Your task:
Can the data below be echoed back word for word?

-- begin Supplied data --

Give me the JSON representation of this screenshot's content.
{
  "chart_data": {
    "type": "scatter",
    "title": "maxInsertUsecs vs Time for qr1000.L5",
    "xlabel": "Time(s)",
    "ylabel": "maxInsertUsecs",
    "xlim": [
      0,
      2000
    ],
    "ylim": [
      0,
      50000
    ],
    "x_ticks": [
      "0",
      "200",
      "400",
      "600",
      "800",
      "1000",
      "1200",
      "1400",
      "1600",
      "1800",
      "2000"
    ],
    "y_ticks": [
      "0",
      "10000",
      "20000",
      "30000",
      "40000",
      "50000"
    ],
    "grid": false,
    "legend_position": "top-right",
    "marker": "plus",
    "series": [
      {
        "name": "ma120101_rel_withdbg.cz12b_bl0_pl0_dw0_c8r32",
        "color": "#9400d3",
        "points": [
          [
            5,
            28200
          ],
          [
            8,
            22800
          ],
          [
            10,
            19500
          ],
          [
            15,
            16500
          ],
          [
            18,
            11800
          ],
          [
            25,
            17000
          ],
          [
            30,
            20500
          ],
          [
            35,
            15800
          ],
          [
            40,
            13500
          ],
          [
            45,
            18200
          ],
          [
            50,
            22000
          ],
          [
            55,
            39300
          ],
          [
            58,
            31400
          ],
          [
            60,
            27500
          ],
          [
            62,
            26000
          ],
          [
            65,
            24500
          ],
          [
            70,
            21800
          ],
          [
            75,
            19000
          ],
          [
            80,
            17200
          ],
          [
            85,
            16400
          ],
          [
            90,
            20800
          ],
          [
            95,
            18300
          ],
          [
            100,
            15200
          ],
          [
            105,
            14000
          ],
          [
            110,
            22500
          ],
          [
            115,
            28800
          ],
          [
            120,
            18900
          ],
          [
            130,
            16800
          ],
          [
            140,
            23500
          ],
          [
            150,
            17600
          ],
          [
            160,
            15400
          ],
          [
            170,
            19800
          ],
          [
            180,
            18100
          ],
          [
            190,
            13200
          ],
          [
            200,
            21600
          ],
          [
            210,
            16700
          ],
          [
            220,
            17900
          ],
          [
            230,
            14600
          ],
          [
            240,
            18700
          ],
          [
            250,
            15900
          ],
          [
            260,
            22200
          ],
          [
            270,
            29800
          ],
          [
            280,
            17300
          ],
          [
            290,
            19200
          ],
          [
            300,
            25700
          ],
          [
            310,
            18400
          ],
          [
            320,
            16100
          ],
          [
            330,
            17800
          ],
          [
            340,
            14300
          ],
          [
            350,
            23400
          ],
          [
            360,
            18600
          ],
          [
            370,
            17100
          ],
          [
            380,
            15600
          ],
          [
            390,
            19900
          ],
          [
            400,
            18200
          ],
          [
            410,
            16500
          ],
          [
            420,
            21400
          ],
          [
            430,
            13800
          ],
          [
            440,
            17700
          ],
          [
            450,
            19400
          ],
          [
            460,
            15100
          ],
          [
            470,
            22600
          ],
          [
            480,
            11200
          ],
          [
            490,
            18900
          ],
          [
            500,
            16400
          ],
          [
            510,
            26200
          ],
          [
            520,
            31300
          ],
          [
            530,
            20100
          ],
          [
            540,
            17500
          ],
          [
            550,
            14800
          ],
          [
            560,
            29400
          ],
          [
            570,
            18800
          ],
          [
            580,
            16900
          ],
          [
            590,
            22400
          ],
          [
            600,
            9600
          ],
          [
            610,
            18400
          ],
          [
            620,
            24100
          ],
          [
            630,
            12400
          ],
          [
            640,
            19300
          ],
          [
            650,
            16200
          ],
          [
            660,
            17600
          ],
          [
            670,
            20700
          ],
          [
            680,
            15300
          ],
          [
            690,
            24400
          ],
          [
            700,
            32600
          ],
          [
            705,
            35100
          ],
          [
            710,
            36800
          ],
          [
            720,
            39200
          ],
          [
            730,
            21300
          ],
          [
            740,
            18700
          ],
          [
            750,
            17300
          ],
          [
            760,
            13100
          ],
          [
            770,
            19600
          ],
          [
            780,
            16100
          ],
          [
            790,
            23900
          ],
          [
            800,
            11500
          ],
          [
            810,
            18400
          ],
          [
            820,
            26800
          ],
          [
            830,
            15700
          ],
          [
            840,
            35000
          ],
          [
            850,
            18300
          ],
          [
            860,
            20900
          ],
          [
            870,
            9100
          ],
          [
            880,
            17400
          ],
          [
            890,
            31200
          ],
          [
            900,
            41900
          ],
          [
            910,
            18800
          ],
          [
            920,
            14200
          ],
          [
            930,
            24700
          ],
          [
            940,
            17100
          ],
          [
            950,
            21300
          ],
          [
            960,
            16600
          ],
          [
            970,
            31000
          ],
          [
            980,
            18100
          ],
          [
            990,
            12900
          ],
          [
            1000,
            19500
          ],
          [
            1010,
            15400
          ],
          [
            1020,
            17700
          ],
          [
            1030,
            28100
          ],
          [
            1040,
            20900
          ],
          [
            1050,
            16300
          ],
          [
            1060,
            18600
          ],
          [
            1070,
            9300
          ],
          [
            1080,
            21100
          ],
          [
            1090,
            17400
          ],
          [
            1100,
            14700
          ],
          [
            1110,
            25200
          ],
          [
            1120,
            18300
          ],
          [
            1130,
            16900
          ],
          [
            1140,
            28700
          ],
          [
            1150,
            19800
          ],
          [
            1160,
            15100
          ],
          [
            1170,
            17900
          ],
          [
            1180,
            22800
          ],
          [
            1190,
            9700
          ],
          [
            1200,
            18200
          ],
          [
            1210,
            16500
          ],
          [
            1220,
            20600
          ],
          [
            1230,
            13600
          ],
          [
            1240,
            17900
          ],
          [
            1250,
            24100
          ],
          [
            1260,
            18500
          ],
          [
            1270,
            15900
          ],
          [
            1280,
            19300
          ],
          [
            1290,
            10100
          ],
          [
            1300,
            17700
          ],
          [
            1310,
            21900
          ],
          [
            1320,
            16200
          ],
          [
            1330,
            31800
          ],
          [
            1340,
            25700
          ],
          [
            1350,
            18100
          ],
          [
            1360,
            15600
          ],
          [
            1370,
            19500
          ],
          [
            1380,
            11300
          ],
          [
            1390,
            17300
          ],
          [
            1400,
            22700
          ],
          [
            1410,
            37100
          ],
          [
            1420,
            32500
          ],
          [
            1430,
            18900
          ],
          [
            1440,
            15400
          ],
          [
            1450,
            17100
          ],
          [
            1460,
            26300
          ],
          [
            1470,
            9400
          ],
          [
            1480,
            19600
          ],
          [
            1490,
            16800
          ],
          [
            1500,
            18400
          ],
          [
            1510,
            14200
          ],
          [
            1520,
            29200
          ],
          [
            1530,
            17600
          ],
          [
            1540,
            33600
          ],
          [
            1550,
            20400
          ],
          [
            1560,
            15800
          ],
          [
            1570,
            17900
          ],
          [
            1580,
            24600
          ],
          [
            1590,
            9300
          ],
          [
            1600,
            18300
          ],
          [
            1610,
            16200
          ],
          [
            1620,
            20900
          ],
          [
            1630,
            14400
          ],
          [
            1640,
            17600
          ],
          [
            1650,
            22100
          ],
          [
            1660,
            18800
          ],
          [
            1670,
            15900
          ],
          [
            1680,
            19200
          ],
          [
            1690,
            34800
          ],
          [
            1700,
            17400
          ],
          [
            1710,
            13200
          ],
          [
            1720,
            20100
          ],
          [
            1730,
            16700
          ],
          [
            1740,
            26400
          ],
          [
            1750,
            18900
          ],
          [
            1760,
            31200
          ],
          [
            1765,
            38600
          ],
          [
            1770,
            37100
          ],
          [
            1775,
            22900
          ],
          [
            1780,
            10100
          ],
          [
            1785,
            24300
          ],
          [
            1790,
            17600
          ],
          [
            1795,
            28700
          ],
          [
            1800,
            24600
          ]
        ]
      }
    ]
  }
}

-- end Supplied data --

Expected answer:
Give me the JSON representation of this screenshot's content.
{
  "chart_data": {
    "type": "scatter",
    "title": "maxInsertUsecs vs Time for qr1000.L5",
    "xlabel": "Time(s)",
    "ylabel": "maxInsertUsecs",
    "xlim": [
      0,
      2000
    ],
    "ylim": [
      0,
      50000
    ],
    "x_ticks": [
      "0",
      "200",
      "400",
      "600",
      "800",
      "1000",
      "1200",
      "1400",
      "1600",
      "1800",
      "2000"
    ],
    "y_ticks": [
      "0",
      "10000",
      "20000",
      "30000",
      "40000",
      "50000"
    ],
    "grid": false,
    "legend_position": "top-right",
    "marker": "plus",
    "series": [
      {
        "name": "ma120101_rel_withdbg.cz12b_bl0_pl0_dw0_c8r32",
        "color": "#9400d3",
        "points": [
          [
            5,
            28200
          ],
          [
            8,
            22800
          ],
          [
            10,
            19500
          ],
          [
            15,
            16500
          ],
          [
            18,
            11800
          ],
          [
            25,
            17000
          ],
          [
            30,
            20500
          ],
          [
            35,
            15800
          ],
          [
            40,
            13500
          ],
          [
            45,
            18200
          ],
          [
            50,
            22000
          ],
          [
            55,
            39300
          ],
          [
            58,
            31400
          ],
          [
            60,
            27500
          ],
          [
            62,
            26000
          ],
          [
            65,
            24500
          ],
          [
            70,
            21800
          ],
          [
            75,
            19000
          ],
          [
            80,
            17200
          ],
          [
            85,
            16400
          ],
          [
            90,
            20800
          ],
          [
            95,
            18300
          ],
          [
            100,
            15200
          ],
          [
            105,
            14000
          ],
          [
            110,
            22500
          ],
          [
            115,
            28800
          ],
          [
            120,
            18900
          ],
          [
            130,
            16800
          ],
          [
            140,
            23500
          ],
          [
            150,
            17600
          ],
          [
            160,
            15400
          ],
          [
            170,
            19800
          ],
          [
            180,
            18100
          ],
          [
            190,
            13200
          ],
          [
            200,
            21600
          ],
          [
            210,
            16700
          ],
          [
            220,
            17900
          ],
          [
            230,
            14600
          ],
          [
            240,
            18700
          ],
          [
            250,
            15900
          ],
          [
            260,
            22200
          ],
          [
            270,
            29800
          ],
          [
            280,
            17300
          ],
          [
            290,
            19200
          ],
          [
            300,
            25700
          ],
          [
            310,
            18400
          ],
          [
            320,
            16100
          ],
          [
            330,
            17800
          ],
          [
            340,
            14300
          ],
          [
            350,
            23400
          ],
          [
            360,
            18600
          ],
          [
            370,
            17100
          ],
          [
            380,
            15600
          ],
          [
            390,
            19900
          ],
          [
            400,
            18200
          ],
          [
            410,
            16500
          ],
          [
            420,
            21400
          ],
          [
            430,
            13800
          ],
          [
            440,
            17700
          ],
          [
            450,
            19400
          ],
          [
            460,
            15100
          ],
          [
            470,
            22600
          ],
          [
            480,
            11200
          ],
          [
            490,
            18900
          ],
          [
            500,
            16400
          ],
          [
            510,
            26200
          ],
          [
            520,
            31300
          ],
          [
            530,
            20100
          ],
          [
            540,
            17500
          ],
          [
            550,
            14800
          ],
          [
            560,
            29400
          ],
          [
            570,
            18800
          ],
          [
            580,
            16900
          ],
          [
            590,
            22400
          ],
          [
            600,
            9600
          ],
          [
            610,
            18400
          ],
          [
            620,
            24100
          ],
          [
            630,
            12400
          ],
          [
            640,
            19300
          ],
          [
            650,
            16200
          ],
          [
            660,
            17600
          ],
          [
            670,
            20700
          ],
          [
            680,
            15300
          ],
          [
            690,
            24400
          ],
          [
            700,
            32600
          ],
          [
            705,
            35100
          ],
          [
            710,
            36800
          ],
          [
            720,
            39200
          ],
          [
            730,
            21300
          ],
          [
            740,
            18700
          ],
          [
            750,
            17300
          ],
          [
            760,
            13100
          ],
          [
            770,
            19600
          ],
          [
            780,
            16100
          ],
          [
            790,
            23900
          ],
          [
            800,
            11500
          ],
          [
            810,
            18400
          ],
          [
            820,
            26800
          ],
          [
            830,
            15700
          ],
          [
            840,
            35000
          ],
          [
            850,
            18300
          ],
          [
            860,
            20900
          ],
          [
            870,
            9100
          ],
          [
            880,
            17400
          ],
          [
            890,
            31200
          ],
          [
            900,
            41900
          ],
          [
            910,
            18800
          ],
          [
            920,
            14200
          ],
          [
            930,
            24700
          ],
          [
            940,
            17100
          ],
          [
            950,
            21300
          ],
          [
            960,
            16600
          ],
          [
            970,
            31000
          ],
          [
            980,
            18100
          ],
          [
            990,
            12900
          ],
          [
            1000,
            19500
          ],
          [
            1010,
            15400
          ],
          [
            1020,
            17700
          ],
          [
            1030,
            28100
          ],
          [
            1040,
            20900
          ],
          [
            1050,
            16300
          ],
          [
            1060,
            18600
          ],
          [
            1070,
            9300
          ],
          [
            1080,
            21100
          ],
          [
            1090,
            17400
          ],
          [
            1100,
            14700
          ],
          [
            1110,
            25200
          ],
          [
            1120,
            18300
          ],
          [
            1130,
            16900
          ],
          [
            1140,
            28700
          ],
          [
            1150,
            19800
          ],
          [
            1160,
            15100
          ],
          [
            1170,
            17900
          ],
          [
            1180,
            22800
          ],
          [
            1190,
            9700
          ],
          [
            1200,
            18200
          ],
          [
            1210,
            16500
          ],
          [
            1220,
            20600
          ],
          [
            1230,
            13600
          ],
          [
            1240,
            17900
          ],
          [
            1250,
            24100
          ],
          [
            1260,
            18500
          ],
          [
            1270,
            15900
          ],
          [
            1280,
            19300
          ],
          [
            1290,
            10100
          ],
          [
            1300,
            17700
          ],
          [
            1310,
            21900
          ],
          [
            1320,
            16200
          ],
          [
            1330,
            31800
          ],
          [
            1340,
            25700
          ],
          [
            1350,
            18100
          ],
          [
            1360,
            15600
          ],
          [
            1370,
            19500
          ],
          [
            1380,
            11300
          ],
          [
            1390,
            17300
          ],
          [
            1400,
            22700
          ],
          [
            1410,
            37100
          ],
          [
            1420,
            32500
          ],
          [
            1430,
            18900
          ],
          [
            1440,
            15400
          ],
          [
            1450,
            17100
          ],
          [
            1460,
            26300
          ],
          [
            1470,
            9400
          ],
          [
            1480,
            19600
          ],
          [
            1490,
            16800
          ],
          [
            1500,
            18400
          ],
          [
            1510,
            14200
          ],
          [
            1520,
            29200
          ],
          [
            1530,
            17600
          ],
          [
            1540,
            33600
          ],
          [
            1550,
            20400
          ],
          [
            1560,
            15800
          ],
          [
            1570,
            17900
          ],
          [
            1580,
            24600
          ],
          [
            1590,
            9300
          ],
          [
            1600,
            18300
          ],
          [
            1610,
            16200
          ],
          [
            1620,
            20900
          ],
          [
            1630,
            14400
          ],
          [
            1640,
            17600
          ],
          [
            1650,
            22100
          ],
          [
            1660,
            18800
          ],
          [
            1670,
            15900
          ],
          [
            1680,
            19200
          ],
          [
            1690,
            34800
          ],
          [
            1700,
            17400
          ],
          [
            1710,
            13200
          ],
          [
            1720,
            20100
          ],
          [
            1730,
            16700
          ],
          [
            1740,
            26400
          ],
          [
            1750,
            18900
          ],
          [
            1760,
            31200
          ],
          [
            1765,
            38600
          ],
          [
            1770,
            37100
          ],
          [
            1775,
            22900
          ],
          [
            1780,
            10100
          ],
          [
            1785,
            24300
          ],
          [
            1790,
            17600
          ],
          [
            1795,
            28700
          ],
          [
            1800,
            24600
          ]
        ]
      }
    ]
  }
}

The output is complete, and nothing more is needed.